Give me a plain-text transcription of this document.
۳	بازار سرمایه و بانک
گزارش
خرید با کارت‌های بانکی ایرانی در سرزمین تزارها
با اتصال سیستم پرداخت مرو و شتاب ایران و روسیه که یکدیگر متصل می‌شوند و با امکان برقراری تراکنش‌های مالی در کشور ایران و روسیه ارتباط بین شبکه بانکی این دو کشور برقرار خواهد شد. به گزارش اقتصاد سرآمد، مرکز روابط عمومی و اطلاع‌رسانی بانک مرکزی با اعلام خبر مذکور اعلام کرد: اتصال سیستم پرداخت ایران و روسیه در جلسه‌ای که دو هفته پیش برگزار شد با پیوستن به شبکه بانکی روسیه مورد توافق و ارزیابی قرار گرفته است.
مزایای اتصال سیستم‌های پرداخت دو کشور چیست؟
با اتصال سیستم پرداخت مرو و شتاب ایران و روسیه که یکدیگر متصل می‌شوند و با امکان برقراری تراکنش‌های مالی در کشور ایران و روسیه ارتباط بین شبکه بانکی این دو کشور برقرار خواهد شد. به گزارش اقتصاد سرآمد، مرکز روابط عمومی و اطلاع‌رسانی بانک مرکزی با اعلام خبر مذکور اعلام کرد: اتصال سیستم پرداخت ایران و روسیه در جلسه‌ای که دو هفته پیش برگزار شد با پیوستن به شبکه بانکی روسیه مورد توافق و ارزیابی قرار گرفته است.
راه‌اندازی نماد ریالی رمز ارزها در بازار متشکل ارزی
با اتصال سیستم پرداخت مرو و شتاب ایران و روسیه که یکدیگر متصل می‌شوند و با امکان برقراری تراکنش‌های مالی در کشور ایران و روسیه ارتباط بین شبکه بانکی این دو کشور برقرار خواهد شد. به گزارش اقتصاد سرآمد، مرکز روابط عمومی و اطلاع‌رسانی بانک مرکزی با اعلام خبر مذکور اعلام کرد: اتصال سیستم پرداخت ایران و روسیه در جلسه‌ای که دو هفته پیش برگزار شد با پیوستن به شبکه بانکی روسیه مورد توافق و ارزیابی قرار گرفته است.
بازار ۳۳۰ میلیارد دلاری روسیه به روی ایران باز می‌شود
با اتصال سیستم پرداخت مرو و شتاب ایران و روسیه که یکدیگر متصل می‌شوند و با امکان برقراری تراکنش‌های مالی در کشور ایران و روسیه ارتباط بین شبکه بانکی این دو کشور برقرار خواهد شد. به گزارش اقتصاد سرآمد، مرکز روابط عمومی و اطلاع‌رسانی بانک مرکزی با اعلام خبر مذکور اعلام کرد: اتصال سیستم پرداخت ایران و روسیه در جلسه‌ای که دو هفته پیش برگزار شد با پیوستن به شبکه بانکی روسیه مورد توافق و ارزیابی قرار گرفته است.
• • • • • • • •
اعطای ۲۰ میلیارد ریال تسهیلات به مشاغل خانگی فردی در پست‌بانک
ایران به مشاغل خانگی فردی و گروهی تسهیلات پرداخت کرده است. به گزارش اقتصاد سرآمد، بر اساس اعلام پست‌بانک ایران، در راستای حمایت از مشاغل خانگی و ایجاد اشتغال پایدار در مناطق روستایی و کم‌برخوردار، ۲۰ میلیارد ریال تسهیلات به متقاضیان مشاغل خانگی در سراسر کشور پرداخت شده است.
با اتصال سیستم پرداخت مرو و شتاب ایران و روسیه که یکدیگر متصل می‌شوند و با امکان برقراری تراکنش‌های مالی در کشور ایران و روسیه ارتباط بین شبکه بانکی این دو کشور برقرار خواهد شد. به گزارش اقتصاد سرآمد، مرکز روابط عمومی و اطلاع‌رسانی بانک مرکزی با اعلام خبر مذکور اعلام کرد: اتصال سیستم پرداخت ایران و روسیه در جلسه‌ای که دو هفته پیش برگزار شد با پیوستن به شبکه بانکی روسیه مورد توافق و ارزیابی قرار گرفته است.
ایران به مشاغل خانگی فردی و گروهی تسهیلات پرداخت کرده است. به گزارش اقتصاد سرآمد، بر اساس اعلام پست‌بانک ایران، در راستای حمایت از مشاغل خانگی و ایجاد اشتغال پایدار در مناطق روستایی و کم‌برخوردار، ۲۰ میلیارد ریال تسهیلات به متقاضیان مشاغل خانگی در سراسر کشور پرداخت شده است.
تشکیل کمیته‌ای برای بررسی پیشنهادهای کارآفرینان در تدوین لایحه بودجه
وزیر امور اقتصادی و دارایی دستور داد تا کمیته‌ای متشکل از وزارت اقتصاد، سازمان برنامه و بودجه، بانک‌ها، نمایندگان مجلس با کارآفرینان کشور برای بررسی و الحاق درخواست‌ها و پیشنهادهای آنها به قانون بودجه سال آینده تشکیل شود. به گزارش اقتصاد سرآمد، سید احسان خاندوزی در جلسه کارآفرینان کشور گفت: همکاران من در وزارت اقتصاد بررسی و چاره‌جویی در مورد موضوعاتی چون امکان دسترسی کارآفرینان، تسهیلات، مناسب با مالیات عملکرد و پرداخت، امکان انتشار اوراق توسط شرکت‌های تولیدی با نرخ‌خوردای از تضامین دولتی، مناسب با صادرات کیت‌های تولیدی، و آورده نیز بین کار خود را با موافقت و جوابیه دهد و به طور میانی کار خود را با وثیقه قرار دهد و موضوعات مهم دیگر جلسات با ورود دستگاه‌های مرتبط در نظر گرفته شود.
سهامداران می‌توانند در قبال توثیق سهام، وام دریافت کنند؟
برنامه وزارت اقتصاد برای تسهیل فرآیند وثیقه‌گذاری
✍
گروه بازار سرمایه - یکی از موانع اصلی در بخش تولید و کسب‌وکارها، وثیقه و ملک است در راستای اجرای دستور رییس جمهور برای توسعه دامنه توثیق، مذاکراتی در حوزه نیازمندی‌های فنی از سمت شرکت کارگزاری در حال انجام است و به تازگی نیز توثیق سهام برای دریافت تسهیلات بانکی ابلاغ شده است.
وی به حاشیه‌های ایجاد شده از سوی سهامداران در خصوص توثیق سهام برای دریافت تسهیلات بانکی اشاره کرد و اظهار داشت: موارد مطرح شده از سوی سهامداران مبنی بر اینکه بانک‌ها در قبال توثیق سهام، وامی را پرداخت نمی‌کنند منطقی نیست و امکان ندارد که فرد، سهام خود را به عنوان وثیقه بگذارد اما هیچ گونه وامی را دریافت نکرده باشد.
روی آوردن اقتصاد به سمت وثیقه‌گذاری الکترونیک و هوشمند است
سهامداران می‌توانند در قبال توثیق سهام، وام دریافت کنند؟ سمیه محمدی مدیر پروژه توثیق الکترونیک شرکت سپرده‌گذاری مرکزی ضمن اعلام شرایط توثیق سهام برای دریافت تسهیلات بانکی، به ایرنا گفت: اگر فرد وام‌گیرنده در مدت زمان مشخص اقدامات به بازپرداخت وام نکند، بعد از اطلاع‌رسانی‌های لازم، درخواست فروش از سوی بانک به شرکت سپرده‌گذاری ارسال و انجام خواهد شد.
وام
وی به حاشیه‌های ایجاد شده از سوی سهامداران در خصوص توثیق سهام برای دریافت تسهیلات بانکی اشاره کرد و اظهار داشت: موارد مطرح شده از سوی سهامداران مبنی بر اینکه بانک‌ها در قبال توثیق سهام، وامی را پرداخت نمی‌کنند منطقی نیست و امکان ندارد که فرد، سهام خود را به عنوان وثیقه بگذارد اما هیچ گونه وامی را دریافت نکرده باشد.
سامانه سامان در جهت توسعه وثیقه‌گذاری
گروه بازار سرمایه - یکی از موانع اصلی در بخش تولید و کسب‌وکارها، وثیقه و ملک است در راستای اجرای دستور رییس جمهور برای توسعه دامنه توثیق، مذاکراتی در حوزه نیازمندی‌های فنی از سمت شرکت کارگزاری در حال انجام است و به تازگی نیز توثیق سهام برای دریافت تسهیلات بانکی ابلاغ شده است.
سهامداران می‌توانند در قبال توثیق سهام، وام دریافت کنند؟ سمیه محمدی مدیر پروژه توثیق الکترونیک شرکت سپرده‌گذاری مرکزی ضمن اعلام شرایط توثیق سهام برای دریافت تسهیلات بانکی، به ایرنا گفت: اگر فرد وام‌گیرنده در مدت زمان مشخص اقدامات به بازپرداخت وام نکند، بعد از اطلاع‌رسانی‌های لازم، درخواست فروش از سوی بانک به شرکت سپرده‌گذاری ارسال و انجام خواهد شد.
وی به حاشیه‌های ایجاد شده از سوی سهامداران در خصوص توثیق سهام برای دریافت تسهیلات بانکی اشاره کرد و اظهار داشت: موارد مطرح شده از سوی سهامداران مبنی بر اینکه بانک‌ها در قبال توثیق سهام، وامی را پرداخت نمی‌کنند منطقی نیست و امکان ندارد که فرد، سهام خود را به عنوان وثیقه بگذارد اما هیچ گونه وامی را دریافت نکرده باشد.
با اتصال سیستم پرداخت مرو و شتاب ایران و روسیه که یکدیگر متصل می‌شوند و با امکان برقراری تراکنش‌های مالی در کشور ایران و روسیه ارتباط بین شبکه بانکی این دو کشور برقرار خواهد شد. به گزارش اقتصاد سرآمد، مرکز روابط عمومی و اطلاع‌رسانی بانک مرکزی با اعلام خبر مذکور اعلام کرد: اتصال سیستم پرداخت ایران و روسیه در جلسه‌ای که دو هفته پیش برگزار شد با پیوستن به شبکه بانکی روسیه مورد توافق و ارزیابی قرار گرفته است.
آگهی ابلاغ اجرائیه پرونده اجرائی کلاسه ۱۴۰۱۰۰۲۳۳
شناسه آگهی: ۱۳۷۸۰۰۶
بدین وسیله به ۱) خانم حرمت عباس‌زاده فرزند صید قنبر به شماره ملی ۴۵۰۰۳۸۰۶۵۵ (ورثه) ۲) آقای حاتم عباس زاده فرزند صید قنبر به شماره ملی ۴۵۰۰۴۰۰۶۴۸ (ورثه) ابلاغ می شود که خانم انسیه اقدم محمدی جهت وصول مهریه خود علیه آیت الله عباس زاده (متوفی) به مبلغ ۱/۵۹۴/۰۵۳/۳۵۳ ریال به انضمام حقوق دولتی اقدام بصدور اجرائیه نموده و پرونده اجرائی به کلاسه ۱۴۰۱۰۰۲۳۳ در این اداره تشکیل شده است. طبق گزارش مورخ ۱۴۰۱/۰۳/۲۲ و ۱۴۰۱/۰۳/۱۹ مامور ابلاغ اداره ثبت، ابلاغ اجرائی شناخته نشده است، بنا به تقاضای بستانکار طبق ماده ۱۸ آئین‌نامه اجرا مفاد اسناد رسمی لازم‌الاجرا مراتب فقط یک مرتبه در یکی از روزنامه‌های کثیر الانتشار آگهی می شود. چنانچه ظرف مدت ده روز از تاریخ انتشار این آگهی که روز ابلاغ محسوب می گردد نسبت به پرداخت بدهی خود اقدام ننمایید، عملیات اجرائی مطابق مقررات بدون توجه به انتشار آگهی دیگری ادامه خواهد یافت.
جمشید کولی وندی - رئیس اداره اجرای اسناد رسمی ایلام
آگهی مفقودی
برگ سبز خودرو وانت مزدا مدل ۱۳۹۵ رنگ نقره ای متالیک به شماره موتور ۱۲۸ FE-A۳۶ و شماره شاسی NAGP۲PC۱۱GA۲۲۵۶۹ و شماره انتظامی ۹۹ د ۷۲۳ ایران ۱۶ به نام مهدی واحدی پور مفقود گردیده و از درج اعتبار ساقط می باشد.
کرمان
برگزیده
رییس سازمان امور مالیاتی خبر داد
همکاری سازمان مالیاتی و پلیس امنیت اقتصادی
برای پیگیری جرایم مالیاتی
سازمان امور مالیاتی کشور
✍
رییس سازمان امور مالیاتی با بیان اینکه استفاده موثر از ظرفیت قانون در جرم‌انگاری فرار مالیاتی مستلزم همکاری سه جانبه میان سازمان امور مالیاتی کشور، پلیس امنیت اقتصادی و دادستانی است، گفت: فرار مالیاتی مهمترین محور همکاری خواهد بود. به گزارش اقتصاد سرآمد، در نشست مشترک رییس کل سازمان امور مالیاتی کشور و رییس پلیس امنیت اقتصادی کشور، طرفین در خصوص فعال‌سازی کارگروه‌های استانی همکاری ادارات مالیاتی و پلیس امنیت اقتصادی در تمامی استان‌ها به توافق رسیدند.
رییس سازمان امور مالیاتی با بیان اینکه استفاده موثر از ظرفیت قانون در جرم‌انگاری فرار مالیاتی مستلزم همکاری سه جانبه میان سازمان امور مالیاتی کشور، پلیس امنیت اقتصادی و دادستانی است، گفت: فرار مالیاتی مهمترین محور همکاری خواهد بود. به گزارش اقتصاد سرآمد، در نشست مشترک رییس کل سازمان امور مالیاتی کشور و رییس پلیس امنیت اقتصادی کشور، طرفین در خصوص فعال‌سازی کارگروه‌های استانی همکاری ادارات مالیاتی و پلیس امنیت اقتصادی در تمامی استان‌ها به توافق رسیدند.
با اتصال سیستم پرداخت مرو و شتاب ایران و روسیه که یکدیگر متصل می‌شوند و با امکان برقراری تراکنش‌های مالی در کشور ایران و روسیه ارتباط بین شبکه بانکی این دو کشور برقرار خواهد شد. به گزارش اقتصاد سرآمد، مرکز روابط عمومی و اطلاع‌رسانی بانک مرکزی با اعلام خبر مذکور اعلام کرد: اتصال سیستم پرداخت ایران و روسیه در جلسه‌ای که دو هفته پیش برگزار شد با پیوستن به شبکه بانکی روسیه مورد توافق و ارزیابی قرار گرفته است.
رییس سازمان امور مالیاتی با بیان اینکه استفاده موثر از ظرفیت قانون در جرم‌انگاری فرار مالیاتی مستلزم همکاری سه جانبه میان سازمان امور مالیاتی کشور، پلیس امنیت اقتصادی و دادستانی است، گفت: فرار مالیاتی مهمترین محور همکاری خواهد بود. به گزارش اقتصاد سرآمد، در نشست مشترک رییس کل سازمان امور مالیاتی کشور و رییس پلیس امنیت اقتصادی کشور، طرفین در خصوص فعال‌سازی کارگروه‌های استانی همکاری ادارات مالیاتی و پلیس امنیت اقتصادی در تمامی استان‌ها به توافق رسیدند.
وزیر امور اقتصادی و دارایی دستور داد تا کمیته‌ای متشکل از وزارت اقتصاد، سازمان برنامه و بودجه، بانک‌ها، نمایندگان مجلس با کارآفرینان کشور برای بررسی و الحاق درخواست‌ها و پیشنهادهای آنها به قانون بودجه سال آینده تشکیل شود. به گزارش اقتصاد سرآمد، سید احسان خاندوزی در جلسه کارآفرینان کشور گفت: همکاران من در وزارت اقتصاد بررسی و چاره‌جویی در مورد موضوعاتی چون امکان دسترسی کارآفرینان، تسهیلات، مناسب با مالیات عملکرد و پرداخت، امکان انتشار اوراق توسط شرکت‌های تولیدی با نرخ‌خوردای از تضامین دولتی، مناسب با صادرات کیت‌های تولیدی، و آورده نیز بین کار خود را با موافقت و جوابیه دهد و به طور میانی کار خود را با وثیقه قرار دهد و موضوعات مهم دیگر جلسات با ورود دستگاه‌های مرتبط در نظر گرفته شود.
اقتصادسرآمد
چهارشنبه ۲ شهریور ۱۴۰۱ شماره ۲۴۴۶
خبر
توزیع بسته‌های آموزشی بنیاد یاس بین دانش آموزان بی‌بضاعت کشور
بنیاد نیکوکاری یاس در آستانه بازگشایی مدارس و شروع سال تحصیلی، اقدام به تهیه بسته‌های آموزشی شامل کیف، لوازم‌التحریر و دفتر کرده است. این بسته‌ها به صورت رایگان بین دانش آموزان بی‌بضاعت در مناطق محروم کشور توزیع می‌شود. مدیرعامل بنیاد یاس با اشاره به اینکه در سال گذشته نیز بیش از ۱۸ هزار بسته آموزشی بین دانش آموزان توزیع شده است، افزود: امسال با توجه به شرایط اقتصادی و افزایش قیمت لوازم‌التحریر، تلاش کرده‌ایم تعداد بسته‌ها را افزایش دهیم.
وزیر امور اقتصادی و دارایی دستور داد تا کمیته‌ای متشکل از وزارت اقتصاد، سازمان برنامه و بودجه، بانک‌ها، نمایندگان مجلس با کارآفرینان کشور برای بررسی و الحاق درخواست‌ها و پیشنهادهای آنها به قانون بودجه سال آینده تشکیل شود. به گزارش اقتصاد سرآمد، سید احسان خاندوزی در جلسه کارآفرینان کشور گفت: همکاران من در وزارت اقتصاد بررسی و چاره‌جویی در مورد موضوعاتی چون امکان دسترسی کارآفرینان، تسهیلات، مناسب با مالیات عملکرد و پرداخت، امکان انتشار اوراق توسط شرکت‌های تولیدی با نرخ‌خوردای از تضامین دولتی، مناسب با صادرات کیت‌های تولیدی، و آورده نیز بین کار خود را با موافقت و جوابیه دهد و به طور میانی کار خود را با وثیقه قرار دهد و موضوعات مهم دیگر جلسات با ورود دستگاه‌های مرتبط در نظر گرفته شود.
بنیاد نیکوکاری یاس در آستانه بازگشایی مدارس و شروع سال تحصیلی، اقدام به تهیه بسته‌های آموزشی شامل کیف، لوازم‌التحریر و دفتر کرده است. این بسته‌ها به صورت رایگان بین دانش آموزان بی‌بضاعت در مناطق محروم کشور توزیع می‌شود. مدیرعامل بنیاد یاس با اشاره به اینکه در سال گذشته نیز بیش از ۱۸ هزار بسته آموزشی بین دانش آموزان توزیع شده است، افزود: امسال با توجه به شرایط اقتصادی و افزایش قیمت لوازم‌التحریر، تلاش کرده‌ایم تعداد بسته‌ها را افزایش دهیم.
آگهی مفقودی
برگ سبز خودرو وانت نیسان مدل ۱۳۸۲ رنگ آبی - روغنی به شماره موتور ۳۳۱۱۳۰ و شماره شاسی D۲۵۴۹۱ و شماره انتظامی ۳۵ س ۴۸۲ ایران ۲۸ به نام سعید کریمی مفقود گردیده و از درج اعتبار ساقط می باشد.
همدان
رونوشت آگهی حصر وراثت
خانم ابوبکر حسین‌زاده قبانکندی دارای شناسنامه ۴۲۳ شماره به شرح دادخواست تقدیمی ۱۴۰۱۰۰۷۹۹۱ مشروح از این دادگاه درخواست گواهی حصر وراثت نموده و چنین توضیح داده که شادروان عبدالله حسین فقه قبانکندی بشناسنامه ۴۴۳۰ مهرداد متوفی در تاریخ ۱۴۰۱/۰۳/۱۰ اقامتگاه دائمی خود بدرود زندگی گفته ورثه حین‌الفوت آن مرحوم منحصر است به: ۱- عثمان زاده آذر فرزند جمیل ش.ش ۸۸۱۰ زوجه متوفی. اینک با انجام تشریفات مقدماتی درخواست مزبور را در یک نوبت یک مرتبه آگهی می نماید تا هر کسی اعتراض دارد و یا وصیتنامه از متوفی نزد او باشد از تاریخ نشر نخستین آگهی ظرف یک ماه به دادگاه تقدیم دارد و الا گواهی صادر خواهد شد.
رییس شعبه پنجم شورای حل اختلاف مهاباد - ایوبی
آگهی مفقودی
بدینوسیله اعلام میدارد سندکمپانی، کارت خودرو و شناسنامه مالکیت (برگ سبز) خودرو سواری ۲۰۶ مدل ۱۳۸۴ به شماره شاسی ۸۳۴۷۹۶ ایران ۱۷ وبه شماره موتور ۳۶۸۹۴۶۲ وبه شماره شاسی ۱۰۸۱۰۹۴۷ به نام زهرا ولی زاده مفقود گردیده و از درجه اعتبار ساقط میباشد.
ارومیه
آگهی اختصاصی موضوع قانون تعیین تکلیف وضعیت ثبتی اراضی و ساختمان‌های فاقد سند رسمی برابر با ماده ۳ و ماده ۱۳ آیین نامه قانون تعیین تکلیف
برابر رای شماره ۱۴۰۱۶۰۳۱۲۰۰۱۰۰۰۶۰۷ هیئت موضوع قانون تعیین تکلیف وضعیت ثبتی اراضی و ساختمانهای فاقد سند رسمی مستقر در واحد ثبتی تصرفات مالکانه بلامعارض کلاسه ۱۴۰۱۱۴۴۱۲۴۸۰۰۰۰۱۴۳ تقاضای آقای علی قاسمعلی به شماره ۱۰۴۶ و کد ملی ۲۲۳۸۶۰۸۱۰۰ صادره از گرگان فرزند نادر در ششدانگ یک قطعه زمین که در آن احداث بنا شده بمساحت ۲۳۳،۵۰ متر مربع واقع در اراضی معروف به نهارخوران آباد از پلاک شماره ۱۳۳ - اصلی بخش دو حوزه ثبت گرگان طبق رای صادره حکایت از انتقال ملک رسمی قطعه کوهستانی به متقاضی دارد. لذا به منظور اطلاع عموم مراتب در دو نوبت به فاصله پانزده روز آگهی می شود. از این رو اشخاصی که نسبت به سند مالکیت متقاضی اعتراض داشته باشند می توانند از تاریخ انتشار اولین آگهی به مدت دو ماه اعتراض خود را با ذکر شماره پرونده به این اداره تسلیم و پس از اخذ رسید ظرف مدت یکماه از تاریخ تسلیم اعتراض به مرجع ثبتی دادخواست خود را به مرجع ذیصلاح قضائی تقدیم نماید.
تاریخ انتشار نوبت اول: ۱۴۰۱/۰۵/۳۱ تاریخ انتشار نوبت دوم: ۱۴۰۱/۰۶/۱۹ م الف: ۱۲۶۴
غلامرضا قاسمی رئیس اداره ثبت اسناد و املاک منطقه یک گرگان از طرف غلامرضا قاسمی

▬▬▬

* _Exercise_
Copy all lines of the material above where the string "کارت" occurs.

* _Response below_
خرید با کارت‌های بانکی ایرانی در سرزمین تزارها
بدینوسیله اعلام میدارد سندکمپانی، کارت خودرو و شناسنامه مالکیت (برگ سبز) خودرو سواری ۲۰۶ مدل ۱۳۸۴ به شماره شاسی ۸۳۴۷۹۶ ایران ۱۷ وبه شماره موتور ۳۶۸۹۴۶۲ وبه شماره شاسی ۱۰۸۱۰۹۴۷ به نام زهرا ولی زاده مفقود گردیده و از درجه اعتبار ساقط میباشد.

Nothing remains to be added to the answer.